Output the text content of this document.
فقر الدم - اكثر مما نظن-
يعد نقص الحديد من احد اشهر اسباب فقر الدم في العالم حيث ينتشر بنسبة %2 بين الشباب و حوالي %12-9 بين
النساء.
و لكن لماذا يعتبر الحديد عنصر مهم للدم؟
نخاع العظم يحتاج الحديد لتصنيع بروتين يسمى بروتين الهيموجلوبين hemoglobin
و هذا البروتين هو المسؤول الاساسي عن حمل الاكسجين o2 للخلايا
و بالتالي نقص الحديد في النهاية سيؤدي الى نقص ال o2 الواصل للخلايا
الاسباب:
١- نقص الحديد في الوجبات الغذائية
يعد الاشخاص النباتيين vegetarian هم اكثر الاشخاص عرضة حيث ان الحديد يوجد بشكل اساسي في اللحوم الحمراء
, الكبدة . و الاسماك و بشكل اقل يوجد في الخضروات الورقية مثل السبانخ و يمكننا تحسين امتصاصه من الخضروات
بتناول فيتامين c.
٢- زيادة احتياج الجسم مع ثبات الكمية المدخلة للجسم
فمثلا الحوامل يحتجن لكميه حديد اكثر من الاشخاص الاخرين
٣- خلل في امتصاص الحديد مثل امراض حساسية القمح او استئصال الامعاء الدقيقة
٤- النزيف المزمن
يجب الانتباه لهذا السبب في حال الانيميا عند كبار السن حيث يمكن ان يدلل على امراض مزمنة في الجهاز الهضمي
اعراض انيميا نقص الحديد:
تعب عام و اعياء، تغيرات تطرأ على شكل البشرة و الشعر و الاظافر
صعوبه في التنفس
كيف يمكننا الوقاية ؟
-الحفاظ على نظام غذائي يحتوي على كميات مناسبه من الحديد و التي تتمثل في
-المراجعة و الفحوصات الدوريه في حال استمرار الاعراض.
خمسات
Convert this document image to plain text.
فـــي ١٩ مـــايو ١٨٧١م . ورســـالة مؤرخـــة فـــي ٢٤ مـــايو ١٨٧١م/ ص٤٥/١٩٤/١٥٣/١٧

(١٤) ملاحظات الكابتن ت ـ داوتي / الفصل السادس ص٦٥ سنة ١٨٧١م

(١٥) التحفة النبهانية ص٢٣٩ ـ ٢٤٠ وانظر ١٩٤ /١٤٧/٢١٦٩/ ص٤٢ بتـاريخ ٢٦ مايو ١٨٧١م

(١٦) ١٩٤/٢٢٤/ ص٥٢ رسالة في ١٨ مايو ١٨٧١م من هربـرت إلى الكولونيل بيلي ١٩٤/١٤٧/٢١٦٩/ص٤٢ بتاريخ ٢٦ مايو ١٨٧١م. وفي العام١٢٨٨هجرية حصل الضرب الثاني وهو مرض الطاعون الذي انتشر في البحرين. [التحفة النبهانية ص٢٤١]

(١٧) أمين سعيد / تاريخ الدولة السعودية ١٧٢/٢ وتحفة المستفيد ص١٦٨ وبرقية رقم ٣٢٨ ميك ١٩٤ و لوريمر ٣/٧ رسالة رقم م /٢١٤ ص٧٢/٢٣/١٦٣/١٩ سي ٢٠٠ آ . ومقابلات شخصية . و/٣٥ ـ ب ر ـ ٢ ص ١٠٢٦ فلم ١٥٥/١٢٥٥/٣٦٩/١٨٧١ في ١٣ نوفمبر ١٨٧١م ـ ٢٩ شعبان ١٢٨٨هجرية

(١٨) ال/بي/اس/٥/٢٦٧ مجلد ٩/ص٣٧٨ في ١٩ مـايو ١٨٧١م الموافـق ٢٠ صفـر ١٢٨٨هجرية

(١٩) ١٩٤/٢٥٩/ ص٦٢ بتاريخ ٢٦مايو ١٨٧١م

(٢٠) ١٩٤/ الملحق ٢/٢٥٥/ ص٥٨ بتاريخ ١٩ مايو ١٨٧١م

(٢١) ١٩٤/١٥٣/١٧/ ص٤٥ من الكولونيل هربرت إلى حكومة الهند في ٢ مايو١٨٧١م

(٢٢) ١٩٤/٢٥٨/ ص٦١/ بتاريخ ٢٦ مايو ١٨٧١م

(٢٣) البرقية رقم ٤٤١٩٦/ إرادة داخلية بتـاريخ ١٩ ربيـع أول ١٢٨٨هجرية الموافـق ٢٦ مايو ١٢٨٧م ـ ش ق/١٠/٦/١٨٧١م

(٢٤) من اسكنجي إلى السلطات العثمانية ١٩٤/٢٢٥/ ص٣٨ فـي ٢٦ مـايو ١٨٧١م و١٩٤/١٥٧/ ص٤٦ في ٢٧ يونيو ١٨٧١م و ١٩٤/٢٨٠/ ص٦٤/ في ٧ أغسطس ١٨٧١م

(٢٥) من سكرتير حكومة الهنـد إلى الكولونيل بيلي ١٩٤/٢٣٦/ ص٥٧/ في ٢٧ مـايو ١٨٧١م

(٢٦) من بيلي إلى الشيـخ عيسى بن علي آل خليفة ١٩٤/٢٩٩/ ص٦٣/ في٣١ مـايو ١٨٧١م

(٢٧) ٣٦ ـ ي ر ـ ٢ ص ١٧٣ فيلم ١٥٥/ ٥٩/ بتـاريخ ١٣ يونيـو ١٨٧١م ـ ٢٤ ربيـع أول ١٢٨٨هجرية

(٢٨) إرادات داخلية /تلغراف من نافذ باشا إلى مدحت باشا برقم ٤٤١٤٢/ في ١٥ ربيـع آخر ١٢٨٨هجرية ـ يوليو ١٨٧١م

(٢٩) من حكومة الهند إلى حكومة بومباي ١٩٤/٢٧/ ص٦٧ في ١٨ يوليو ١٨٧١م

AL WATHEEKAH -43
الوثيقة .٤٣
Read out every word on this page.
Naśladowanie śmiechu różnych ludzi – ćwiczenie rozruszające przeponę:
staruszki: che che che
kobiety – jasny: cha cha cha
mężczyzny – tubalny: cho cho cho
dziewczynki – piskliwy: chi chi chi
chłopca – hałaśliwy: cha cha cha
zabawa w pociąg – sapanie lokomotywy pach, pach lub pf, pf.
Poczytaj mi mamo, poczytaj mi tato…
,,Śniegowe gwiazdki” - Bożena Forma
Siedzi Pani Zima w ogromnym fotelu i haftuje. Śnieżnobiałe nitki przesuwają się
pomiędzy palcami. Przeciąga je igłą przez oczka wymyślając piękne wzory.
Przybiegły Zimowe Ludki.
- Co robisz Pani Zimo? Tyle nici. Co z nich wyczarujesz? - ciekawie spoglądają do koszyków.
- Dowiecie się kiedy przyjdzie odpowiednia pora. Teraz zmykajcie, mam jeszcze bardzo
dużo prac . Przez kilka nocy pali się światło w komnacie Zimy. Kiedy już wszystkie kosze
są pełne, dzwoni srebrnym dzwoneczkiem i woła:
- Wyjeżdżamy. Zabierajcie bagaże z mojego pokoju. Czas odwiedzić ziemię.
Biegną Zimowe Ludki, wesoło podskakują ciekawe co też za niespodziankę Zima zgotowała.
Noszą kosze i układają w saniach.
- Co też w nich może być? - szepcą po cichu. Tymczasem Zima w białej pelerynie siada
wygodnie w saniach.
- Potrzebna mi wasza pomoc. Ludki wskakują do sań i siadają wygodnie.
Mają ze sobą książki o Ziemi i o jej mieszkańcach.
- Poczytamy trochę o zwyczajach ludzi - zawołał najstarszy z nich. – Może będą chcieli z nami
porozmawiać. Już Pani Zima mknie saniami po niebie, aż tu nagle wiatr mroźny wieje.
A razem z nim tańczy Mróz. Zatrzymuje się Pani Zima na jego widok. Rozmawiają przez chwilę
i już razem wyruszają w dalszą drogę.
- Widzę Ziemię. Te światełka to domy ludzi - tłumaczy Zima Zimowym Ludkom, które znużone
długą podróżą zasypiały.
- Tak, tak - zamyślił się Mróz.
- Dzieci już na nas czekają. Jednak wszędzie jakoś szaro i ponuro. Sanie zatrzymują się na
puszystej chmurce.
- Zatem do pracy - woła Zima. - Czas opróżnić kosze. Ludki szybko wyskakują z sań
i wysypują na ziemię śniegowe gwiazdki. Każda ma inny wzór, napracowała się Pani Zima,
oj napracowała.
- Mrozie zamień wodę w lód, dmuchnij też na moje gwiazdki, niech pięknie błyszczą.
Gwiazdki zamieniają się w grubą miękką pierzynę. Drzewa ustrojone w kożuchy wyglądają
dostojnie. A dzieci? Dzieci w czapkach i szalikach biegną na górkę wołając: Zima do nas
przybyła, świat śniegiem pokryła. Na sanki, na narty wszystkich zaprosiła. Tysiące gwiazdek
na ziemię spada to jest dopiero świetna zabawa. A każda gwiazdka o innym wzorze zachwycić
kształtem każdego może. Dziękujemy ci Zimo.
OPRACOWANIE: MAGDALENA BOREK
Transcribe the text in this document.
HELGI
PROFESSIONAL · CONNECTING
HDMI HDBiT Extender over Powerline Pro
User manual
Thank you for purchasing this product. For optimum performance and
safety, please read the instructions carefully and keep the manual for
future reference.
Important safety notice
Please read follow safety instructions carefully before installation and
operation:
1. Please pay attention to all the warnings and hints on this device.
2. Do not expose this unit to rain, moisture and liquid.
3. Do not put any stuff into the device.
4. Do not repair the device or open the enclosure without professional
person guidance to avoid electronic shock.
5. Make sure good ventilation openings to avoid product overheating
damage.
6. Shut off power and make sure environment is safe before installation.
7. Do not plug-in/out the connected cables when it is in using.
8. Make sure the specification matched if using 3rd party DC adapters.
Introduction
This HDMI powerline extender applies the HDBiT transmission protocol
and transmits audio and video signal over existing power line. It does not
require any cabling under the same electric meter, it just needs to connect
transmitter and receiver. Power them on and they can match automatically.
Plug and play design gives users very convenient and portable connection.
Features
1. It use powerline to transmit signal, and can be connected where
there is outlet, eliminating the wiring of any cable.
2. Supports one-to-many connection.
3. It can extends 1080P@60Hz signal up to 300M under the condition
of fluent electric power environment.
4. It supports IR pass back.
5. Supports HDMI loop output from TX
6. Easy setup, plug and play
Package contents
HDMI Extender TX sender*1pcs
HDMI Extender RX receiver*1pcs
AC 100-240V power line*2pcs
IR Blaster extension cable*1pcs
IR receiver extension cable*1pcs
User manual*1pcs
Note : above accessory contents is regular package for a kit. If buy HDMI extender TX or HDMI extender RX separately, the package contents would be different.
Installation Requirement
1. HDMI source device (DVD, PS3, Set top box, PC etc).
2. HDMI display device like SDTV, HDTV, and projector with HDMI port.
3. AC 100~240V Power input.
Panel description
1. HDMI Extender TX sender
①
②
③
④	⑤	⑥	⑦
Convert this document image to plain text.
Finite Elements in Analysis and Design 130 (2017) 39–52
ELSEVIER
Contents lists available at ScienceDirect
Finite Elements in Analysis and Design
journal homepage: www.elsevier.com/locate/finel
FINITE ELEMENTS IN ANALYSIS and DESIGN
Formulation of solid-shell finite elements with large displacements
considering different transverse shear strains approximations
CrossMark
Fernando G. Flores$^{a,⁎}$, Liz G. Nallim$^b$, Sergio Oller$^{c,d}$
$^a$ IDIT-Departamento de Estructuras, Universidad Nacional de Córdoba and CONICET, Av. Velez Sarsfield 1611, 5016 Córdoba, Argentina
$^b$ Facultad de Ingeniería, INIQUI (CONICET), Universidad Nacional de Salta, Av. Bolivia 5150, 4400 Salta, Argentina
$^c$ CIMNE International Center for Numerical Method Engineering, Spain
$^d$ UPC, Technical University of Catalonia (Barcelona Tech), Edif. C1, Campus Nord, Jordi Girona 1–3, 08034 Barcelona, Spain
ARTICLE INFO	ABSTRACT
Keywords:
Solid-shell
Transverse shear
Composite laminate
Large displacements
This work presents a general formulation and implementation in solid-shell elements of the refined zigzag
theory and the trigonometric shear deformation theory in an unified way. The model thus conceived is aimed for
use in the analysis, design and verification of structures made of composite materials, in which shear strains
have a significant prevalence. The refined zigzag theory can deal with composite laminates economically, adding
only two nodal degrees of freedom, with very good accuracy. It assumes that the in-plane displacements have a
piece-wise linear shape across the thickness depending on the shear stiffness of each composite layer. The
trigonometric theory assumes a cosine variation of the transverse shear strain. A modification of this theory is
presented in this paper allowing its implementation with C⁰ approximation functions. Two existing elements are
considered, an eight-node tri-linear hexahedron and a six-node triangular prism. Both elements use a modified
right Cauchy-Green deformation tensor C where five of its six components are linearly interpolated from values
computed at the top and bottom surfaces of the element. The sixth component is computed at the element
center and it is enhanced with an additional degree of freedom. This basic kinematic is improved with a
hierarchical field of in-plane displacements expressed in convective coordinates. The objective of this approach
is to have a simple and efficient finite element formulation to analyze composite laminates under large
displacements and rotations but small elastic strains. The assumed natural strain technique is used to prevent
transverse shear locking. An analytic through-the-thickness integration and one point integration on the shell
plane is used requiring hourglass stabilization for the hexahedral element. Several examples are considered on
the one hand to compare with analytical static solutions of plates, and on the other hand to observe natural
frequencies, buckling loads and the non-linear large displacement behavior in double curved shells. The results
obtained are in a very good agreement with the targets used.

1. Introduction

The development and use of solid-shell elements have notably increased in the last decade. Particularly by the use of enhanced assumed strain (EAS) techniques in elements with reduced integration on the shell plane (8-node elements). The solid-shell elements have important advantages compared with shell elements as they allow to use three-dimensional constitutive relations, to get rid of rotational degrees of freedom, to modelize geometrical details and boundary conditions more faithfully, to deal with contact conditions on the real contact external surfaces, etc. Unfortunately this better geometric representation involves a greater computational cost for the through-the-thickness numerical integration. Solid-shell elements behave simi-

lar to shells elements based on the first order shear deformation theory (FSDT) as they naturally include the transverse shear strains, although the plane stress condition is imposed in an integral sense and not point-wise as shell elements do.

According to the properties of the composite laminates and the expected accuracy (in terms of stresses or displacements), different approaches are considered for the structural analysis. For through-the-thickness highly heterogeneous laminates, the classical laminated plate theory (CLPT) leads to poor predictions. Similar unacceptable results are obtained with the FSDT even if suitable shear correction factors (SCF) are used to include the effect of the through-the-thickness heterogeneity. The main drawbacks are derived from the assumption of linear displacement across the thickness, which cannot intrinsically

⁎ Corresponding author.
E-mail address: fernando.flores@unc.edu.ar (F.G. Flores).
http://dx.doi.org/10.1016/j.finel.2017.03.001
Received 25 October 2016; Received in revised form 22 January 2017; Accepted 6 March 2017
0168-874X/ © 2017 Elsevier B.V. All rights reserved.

★ ★ ★

__WHAT YOU WILL DO__. Count how many lines above carry the word "الاشخاص". Only the number is required.

__ANSWER FOR THE TASK__. 2